> _EXERCISE DETAILS_
Return the lines where the word "What" occurs.

--- start of RECORDS FOR THE EXERCISE ---

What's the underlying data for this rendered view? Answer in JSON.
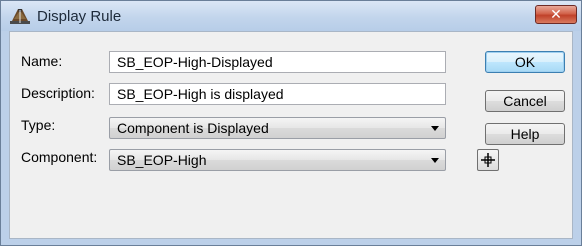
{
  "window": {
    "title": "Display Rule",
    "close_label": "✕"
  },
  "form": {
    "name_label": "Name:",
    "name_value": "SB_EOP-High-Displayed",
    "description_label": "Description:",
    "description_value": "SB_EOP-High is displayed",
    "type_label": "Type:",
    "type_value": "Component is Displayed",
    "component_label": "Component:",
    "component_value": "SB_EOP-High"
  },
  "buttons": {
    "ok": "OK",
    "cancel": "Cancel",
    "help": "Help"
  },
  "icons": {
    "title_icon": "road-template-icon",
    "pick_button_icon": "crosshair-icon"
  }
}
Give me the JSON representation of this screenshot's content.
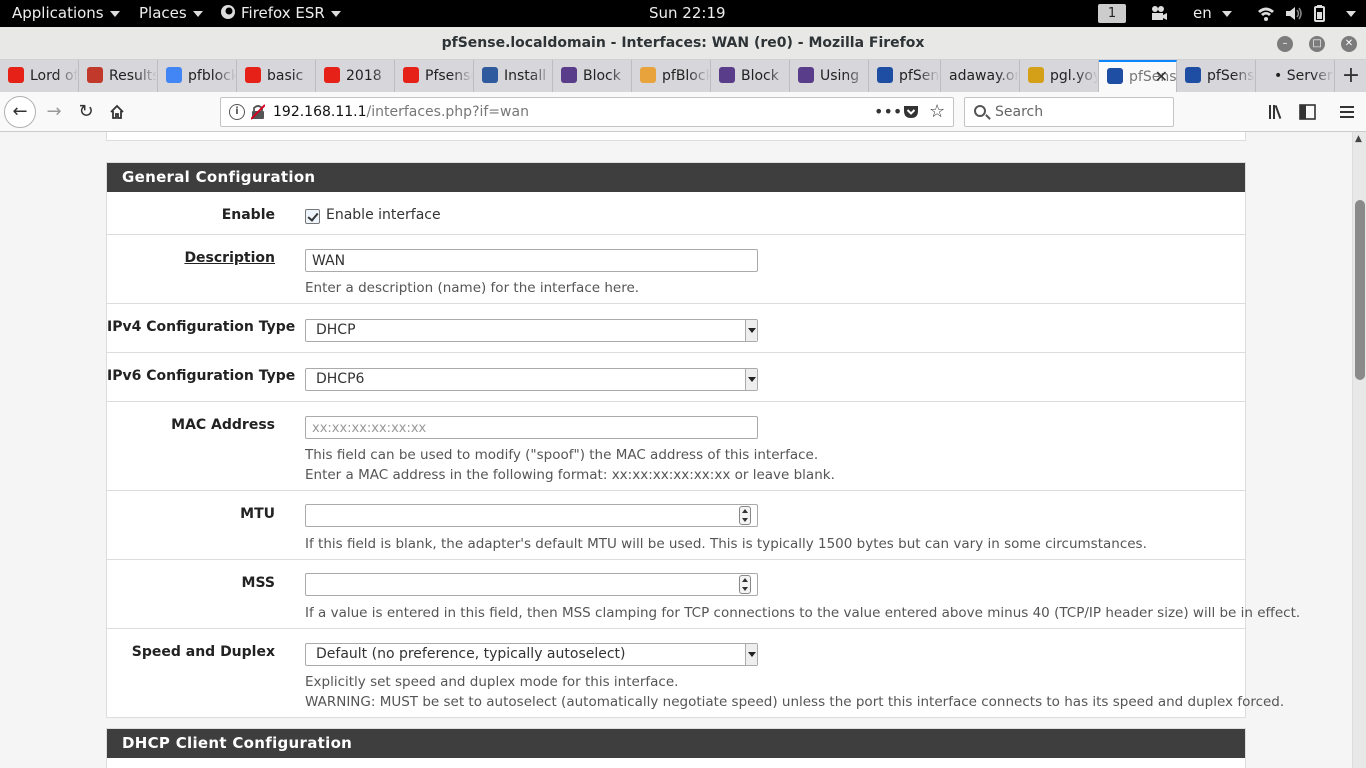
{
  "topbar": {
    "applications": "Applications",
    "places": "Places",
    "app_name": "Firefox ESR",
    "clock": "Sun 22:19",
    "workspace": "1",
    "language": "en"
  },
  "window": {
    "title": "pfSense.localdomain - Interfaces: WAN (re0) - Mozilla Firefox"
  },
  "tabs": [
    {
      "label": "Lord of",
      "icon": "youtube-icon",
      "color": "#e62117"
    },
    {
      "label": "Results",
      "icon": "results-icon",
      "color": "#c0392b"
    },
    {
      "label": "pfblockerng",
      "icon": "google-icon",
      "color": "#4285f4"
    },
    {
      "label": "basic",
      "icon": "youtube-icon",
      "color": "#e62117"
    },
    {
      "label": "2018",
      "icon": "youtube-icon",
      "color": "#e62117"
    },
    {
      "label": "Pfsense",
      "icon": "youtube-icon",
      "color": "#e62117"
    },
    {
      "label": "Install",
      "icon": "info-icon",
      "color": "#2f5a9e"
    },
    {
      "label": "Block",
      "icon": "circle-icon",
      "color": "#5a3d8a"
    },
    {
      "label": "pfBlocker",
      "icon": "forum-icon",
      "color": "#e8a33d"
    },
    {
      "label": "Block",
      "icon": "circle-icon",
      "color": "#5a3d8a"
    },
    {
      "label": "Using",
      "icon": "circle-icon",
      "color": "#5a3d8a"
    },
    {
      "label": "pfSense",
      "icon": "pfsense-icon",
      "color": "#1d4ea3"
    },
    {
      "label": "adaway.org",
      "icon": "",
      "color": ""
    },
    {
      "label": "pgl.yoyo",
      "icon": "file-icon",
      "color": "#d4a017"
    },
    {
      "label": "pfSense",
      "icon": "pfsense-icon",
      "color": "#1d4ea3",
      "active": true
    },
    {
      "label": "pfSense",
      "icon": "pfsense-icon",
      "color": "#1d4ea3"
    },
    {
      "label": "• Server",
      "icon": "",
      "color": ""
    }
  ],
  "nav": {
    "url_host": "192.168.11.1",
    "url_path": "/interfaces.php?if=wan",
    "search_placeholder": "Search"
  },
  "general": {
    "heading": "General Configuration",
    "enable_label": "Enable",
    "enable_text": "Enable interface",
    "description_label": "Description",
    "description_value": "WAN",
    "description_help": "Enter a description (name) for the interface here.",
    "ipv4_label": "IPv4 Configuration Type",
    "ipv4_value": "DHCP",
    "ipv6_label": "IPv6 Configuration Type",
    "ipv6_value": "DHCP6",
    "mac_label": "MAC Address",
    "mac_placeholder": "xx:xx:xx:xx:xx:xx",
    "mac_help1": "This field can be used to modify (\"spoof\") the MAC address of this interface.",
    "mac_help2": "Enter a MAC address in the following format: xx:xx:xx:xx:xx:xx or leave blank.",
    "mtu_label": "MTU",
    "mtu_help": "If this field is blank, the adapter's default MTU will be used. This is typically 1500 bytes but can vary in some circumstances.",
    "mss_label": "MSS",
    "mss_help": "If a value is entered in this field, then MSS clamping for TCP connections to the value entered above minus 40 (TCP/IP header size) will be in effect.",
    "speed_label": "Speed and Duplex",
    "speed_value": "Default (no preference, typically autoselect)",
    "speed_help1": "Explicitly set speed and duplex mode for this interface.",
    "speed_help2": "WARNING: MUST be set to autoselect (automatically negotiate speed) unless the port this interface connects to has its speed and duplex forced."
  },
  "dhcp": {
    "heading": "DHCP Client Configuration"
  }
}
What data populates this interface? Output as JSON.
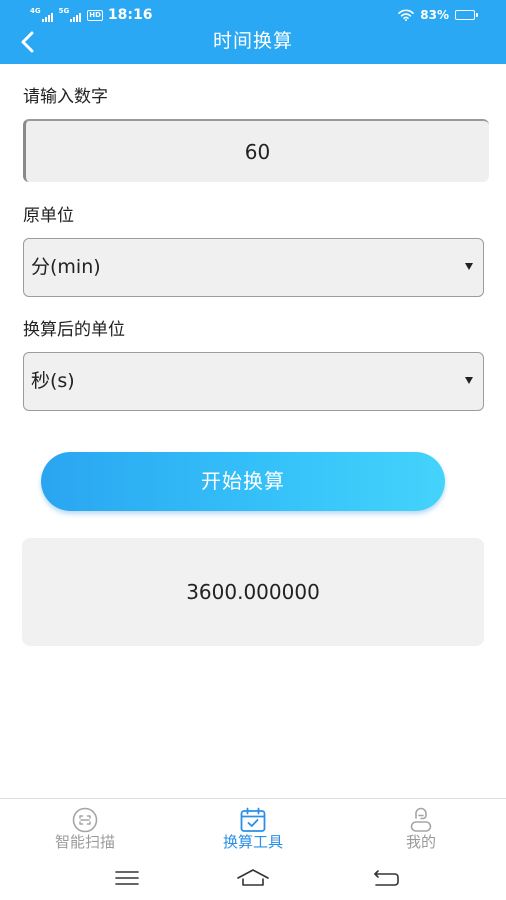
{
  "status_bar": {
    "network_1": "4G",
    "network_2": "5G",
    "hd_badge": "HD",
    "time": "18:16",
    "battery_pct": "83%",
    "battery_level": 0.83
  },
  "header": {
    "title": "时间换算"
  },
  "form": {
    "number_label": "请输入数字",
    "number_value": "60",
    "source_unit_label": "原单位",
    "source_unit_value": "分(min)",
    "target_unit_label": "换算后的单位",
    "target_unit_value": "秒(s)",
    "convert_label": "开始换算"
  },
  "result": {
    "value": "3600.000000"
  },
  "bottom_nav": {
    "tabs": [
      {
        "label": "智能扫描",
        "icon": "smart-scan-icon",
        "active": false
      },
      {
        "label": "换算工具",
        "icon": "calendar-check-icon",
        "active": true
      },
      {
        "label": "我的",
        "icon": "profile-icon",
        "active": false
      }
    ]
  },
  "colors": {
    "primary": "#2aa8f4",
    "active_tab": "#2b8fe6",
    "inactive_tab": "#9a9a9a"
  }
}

--- end of RECORDS FOR THE EXERCISE ---

> _RESPONSE TO THE EXERCISE_
What's the underlying data for this rendered view? Answer in JSON.
What data populates this interface? Output as JSON.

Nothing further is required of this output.